↓

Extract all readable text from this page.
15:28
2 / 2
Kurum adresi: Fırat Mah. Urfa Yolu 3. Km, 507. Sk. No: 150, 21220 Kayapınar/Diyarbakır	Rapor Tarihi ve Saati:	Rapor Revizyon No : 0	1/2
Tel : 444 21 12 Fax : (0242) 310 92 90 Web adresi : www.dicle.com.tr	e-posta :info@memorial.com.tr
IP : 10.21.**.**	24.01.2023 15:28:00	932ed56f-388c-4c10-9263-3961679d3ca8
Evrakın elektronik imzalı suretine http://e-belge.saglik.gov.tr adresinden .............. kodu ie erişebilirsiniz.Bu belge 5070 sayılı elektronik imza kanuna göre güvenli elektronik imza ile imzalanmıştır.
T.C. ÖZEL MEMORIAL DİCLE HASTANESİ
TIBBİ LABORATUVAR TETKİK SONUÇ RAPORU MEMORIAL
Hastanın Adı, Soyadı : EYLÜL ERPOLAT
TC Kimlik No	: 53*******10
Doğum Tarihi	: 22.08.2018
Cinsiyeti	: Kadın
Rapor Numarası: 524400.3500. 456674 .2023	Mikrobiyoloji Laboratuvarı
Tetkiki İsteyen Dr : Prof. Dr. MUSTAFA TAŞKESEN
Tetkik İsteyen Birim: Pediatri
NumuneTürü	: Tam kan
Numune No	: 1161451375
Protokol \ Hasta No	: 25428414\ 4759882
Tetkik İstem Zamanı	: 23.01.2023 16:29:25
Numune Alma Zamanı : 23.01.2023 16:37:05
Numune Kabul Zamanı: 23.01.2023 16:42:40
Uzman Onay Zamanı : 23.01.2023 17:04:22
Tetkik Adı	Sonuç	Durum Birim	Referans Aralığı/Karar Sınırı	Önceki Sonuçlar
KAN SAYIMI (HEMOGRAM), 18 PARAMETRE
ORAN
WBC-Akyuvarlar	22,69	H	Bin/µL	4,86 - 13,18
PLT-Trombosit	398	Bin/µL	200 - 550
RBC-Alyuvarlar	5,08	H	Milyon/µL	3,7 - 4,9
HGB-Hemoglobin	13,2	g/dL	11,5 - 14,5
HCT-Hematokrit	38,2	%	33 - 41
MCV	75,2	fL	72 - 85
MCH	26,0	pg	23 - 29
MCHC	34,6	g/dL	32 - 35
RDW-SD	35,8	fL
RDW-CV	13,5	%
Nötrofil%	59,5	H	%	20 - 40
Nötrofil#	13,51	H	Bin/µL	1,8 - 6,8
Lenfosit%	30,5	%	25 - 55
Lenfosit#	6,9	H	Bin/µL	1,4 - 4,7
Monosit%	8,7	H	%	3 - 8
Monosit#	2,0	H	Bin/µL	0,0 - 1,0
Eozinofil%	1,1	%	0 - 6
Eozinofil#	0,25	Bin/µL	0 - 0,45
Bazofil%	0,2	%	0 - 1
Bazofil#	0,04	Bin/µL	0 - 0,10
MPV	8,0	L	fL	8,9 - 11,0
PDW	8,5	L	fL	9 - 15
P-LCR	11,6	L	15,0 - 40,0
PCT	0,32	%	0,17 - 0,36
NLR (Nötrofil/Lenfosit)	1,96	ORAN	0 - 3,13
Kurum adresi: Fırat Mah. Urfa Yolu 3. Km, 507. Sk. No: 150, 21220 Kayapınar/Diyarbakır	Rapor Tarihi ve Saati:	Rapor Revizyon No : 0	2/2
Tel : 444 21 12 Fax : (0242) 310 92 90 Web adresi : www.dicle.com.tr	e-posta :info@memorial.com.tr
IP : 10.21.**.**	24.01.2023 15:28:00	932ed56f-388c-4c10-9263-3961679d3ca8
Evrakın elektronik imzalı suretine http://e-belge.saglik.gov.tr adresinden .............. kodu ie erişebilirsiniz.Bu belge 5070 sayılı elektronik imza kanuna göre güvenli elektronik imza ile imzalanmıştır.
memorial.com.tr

↑

▸ **Task to complete**
Output the entries exactly.

▸ **Task solution**
Extract all readable text from this page.
15:28
2 / 2
Kurum adresi: Fırat Mah. Urfa Yolu 3. Km, 507. Sk. No: 150, 21220 Kayapınar/Diyarbakır	Rapor Tarihi ve Saati:	Rapor Revizyon No : 0	1/2
Tel : 444 21 12 Fax : (0242) 310 92 90 Web adresi : www.dicle.com.tr	e-posta :info@memorial.com.tr
IP : 10.21.**.**	24.01.2023 15:28:00	932ed56f-388c-4c10-9263-3961679d3ca8
Evrakın elektronik imzalı suretine http://e-belge.saglik.gov.tr adresinden .............. kodu ie erişebilirsiniz.Bu belge 5070 sayılı elektronik imza kanuna göre güvenli elektronik imza ile imzalanmıştır.
T.C. ÖZEL MEMORIAL DİCLE HASTANESİ
TIBBİ LABORATUVAR TETKİK SONUÇ RAPORU MEMORIAL
Hastanın Adı, Soyadı : EYLÜL ERPOLAT
TC Kimlik No	: 53*******10
Doğum Tarihi	: 22.08.2018
Cinsiyeti	: Kadın
Rapor Numarası: 524400.3500. 456674 .2023	Mikrobiyoloji Laboratuvarı
Tetkiki İsteyen Dr : Prof. Dr. MUSTAFA TAŞKESEN
Tetkik İsteyen Birim: Pediatri
NumuneTürü	: Tam kan
Numune No	: 1161451375
Protokol \ Hasta No	: 25428414\ 4759882
Tetkik İstem Zamanı	: 23.01.2023 16:29:25
Numune Alma Zamanı : 23.01.2023 16:37:05
Numune Kabul Zamanı: 23.01.2023 16:42:40
Uzman Onay Zamanı : 23.01.2023 17:04:22
Tetkik Adı	Sonuç	Durum Birim	Referans Aralığı/Karar Sınırı	Önceki Sonuçlar
KAN SAYIMI (HEMOGRAM), 18 PARAMETRE
ORAN
WBC-Akyuvarlar	22,69	H	Bin/µL	4,86 - 13,18
PLT-Trombosit	398	Bin/µL	200 - 550
RBC-Alyuvarlar	5,08	H	Milyon/µL	3,7 - 4,9
HGB-Hemoglobin	13,2	g/dL	11,5 - 14,5
HCT-Hematokrit	38,2	%	33 - 41
MCV	75,2	fL	72 - 85
MCH	26,0	pg	23 - 29
MCHC	34,6	g/dL	32 - 35
RDW-SD	35,8	fL
RDW-CV	13,5	%
Nötrofil%	59,5	H	%	20 - 40
Nötrofil#	13,51	H	Bin/µL	1,8 - 6,8
Lenfosit%	30,5	%	25 - 55
Lenfosit#	6,9	H	Bin/µL	1,4 - 4,7
Monosit%	8,7	H	%	3 - 8
Monosit#	2,0	H	Bin/µL	0,0 - 1,0
Eozinofil%	1,1	%	0 - 6
Eozinofil#	0,25	Bin/µL	0 - 0,45
Bazofil%	0,2	%	0 - 1
Bazofil#	0,04	Bin/µL	0 - 0,10
MPV	8,0	L	fL	8,9 - 11,0
PDW	8,5	L	fL	9 - 15
P-LCR	11,6	L	15,0 - 40,0
PCT	0,32	%	0,17 - 0,36
NLR (Nötrofil/Lenfosit)	1,96	ORAN	0 - 3,13
Kurum adresi: Fırat Mah. Urfa Yolu 3. Km, 507. Sk. No: 150, 21220 Kayapınar/Diyarbakır	Rapor Tarihi ve Saati:	Rapor Revizyon No : 0	2/2
Tel : 444 21 12 Fax : (0242) 310 92 90 Web adresi : www.dicle.com.tr	e-posta :info@memorial.com.tr
IP : 10.21.**.**	24.01.2023 15:28:00	932ed56f-388c-4c10-9263-3961679d3ca8
Evrakın elektronik imzalı suretine http://e-belge.saglik.gov.tr adresinden .............. kodu ie erişebilirsiniz.Bu belge 5070 sayılı elektronik imza kanuna göre güvenli elektronik imza ile imzalanmıştır.
memorial.com.tr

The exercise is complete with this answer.